**Requests**
a - List the names for the divine in the review's final sentence.
b - Rewrite the review from "She read Richard" up to and including "begin to comprehend.", renaming "Quakers" as "Friends".
c - According to the review, in what month and year did Jack die?

**Text**
########
Then, near the end of her rope, she met a man (she calls him Nick) with a different but similarly dire family life: he had an adult autistic son who was severely impaired and a wife he no longer felt connected to except as a co-parent. He inserted himself into her life and became a lifeline for her. She resisted his attention at first. Finally, the desert she inhabited required her to drink a bit from the cup he offered. When her husband went to visit his adult children occasionally, she got a much-needed break with brief interludes of pleasure and companionship. Enough to keep her from hitting bottom, but nothing that vanquished her love for Jack. It brings to mind the old saying: Some people come into our lives for a reason, for a season, or for a lifetime. Nick came for a reason and for a season.
In the end, she got some help for Jack, first at home and later in the facility he was moved to. And finally, in September 1996, he died.
Saintonge then entered another void: what would fill her life now? How could she make sense of it all? What did she even believe anymore? It was another kind of dark night of the soul.
“I sat in silence and confusion year after year, the loss of spiritual understanding feeling even more painful than the loss of Jack. In the end I came to see that, once again, God had to come to me, to find me and teach me not to believe what anyone else believed, but to take me into a space that I could find authentic.”
She read Richard Rohr’s Things Hidden and embraced the idea of original blessing. She read Marcus Borg who described the incarnation of Jesus as revealing, not the dichotomy, but the oneness of the finite and the infinite. “We can become more fully human by connecting with that of the divine within us,” she writes. “That made perfect sense to me.”
I resonated with her search. I left my Presbyterian upbringing and wandered a while until I found my spiritual home among the Quakers. As for theology, other than God is Love, I cannot make much of the concept of God. I agree when she says “we cannot name the unnameable.” The Spirit, the Infinite, God, whatever name we use, seems to me too vast for our small minds to even begin to comprehend.
########
**Recorded information**
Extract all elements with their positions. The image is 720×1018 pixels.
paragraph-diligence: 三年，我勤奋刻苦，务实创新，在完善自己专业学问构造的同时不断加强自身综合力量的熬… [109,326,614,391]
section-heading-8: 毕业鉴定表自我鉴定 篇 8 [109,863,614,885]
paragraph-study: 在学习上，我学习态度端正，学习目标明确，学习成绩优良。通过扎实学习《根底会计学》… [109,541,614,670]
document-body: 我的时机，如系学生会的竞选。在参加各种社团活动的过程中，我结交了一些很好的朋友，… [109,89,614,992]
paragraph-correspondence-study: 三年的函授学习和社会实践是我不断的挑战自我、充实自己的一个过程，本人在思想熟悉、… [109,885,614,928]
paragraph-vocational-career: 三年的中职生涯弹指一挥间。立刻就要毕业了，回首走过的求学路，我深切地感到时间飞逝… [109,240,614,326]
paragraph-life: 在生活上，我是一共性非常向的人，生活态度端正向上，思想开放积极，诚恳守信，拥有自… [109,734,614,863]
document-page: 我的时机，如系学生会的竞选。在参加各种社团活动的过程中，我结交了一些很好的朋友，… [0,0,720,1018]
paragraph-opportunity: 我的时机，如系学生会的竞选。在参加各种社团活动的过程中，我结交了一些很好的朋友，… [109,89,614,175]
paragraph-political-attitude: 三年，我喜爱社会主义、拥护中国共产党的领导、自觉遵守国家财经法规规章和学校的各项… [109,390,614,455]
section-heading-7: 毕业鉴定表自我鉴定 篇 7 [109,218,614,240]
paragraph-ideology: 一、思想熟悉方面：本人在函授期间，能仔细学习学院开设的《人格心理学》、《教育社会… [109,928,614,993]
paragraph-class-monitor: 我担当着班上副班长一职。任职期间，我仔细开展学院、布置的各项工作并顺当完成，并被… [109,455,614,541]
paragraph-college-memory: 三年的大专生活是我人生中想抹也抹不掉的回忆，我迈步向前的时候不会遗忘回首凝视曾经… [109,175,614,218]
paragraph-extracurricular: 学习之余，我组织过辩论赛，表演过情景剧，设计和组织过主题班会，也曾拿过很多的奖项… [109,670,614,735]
########
**Answers per task**
a - The Spirit, the Infinite, God

b -
She read Richard Rohr’s Things Hidden and embraced the idea of original blessing. She read Marcus Borg who described the incarnation of Jesus as revealing, not the dichotomy, but the oneness of the finite and the infinite. “We can become more fully human by connecting with that of the divine within us,” she writes. “That made perfect sense to me.”
I resonated with her search. I left my Presbyterian upbringing and wandered a while until I found my spiritual home among the Friends. As for theology, other than God is Love, I cannot make much of the concept of God. I agree when she says “we cannot name the unnameable.” The Spirit, the Infinite, God, whatever name we use, seems to me too vast for our small minds to even begin to comprehend.

c - September 1996